Selected extract:
Section 274 felonies under the federal Immigration and
Nationality Act, INA 274A(a)(1)(A):
A person (including a group of persons, business,
organization, or local government) commits a federal felony when she or he:
* assists an alien s/he should reasonably know is illegally
in the U.S. or who lacks employment authorization, by transporting, sheltering,
or assisting him or her to obtain employment, or
* encourages that alien to remain in the U.S. by referring
him or her to an employer or by acting as employer or agent for an employer in
any way, or
* knowingly assists illegal aliens due to personal
convictions.
Penalties upon conviction include criminal fines, imprisonment,
and forfeiture of vehicles and real property used to commit the crime. Anyone
employing or contracting with an illegal alien without verifying his or her
work authorization status is guilty of a misdemeanor. Aliens and employers
violating immigration laws are subject to arrest, detention, and seizure of
their vehicles or property. In addition, individuals or entities who engage in
racketeering enterprises that commit (or conspire to commit)
immigration-related felonies are subject to private civil suits for treble
damages and injunctive relief.

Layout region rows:
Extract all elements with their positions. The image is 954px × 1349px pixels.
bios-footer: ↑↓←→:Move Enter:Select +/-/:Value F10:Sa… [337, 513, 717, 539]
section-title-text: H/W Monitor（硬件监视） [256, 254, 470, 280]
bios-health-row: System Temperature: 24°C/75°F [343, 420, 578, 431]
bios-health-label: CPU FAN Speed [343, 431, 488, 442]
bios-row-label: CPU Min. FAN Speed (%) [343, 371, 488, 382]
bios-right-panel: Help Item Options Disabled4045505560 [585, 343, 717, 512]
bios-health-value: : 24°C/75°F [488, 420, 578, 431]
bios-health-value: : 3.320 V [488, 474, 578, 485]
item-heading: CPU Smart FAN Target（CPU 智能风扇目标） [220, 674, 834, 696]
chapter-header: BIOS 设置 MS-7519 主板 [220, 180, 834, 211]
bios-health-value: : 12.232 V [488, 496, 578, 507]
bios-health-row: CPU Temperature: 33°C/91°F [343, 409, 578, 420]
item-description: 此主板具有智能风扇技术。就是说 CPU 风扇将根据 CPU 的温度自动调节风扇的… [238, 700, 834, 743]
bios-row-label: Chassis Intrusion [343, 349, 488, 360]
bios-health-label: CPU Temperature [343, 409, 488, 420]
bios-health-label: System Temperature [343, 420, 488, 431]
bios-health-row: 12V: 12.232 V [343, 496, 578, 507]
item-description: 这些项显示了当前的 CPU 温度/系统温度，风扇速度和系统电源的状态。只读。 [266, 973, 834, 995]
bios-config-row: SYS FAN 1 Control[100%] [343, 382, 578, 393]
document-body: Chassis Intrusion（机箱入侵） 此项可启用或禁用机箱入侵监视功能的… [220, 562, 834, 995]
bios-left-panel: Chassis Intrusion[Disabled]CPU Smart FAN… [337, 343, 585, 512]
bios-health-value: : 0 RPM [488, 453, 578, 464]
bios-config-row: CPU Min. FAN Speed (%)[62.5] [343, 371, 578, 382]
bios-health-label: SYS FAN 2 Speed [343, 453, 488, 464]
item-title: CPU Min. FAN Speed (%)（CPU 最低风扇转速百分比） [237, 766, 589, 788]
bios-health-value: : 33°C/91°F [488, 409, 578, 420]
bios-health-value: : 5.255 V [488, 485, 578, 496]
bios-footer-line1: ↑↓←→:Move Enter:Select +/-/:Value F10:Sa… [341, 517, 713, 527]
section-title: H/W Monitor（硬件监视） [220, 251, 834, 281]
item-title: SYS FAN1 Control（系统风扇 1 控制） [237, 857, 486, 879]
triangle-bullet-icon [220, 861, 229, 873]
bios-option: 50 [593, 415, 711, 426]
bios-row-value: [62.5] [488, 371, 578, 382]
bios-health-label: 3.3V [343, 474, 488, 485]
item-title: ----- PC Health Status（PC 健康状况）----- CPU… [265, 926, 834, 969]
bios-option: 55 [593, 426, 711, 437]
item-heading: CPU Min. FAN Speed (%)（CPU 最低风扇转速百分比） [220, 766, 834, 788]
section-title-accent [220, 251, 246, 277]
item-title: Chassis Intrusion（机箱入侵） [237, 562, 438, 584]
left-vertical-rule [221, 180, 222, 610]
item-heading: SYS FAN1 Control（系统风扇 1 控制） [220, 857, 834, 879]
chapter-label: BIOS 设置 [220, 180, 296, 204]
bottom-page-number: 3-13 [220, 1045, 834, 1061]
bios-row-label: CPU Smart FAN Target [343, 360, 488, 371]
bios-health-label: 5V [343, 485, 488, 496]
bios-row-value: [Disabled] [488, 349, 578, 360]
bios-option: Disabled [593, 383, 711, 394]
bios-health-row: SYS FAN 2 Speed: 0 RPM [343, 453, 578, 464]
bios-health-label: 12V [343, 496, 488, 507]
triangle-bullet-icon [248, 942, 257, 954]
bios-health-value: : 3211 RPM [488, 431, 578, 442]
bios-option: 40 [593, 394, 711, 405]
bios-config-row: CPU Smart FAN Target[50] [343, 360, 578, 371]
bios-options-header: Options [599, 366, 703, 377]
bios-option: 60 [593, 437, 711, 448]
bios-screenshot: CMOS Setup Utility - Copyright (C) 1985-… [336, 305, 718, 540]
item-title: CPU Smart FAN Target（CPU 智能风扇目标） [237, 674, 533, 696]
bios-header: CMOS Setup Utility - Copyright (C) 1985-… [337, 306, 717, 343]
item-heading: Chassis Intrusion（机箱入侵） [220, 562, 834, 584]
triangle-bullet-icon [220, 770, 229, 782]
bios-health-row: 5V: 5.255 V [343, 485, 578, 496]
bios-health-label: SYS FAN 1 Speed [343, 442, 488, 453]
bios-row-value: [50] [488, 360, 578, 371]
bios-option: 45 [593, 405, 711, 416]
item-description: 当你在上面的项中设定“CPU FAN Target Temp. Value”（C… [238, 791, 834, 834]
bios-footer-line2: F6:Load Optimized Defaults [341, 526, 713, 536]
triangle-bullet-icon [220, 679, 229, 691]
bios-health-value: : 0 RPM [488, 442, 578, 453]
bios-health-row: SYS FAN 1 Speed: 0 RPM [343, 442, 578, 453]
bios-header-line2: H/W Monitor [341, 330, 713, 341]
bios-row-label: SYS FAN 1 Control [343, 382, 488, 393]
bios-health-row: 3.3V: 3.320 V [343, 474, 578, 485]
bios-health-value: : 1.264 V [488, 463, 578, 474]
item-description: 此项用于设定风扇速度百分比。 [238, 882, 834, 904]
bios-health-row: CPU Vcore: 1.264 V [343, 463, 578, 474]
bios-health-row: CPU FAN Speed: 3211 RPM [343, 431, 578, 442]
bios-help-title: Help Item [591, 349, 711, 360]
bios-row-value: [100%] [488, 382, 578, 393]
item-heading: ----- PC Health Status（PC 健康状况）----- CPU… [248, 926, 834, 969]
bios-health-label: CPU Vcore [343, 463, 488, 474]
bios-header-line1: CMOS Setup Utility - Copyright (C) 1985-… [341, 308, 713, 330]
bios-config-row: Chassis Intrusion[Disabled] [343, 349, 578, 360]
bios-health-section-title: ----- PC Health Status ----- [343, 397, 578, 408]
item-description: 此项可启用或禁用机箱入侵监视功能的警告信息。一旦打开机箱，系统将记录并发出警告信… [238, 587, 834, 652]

Objectives:
1. According to the immigration law text, what is anyone who employs or contracts with an illegal alien without verifying work authorization status guilty of?
2. Swap "H/W Monitor" for "Hardware Monitor" in the rows from the start of the rows through the line containing "bios-health-row: System Temperature: 24°C/75°F", and give back only those lines with everything else unchanged.

Task-by-task outputs:
1. A misdemeanor.

2.
Extract all elements with their positions. The image is 954px × 1349px pixels.
bios-footer: ↑↓←→:Move Enter:Select +/-/:Value F10:Sa… [337, 513, 717, 539]
section-title-text: Hardware Monitor（硬件监视） [256, 254, 470, 280]
bios-health-row: System Temperature: 24°C/75°F [343, 420, 578, 431]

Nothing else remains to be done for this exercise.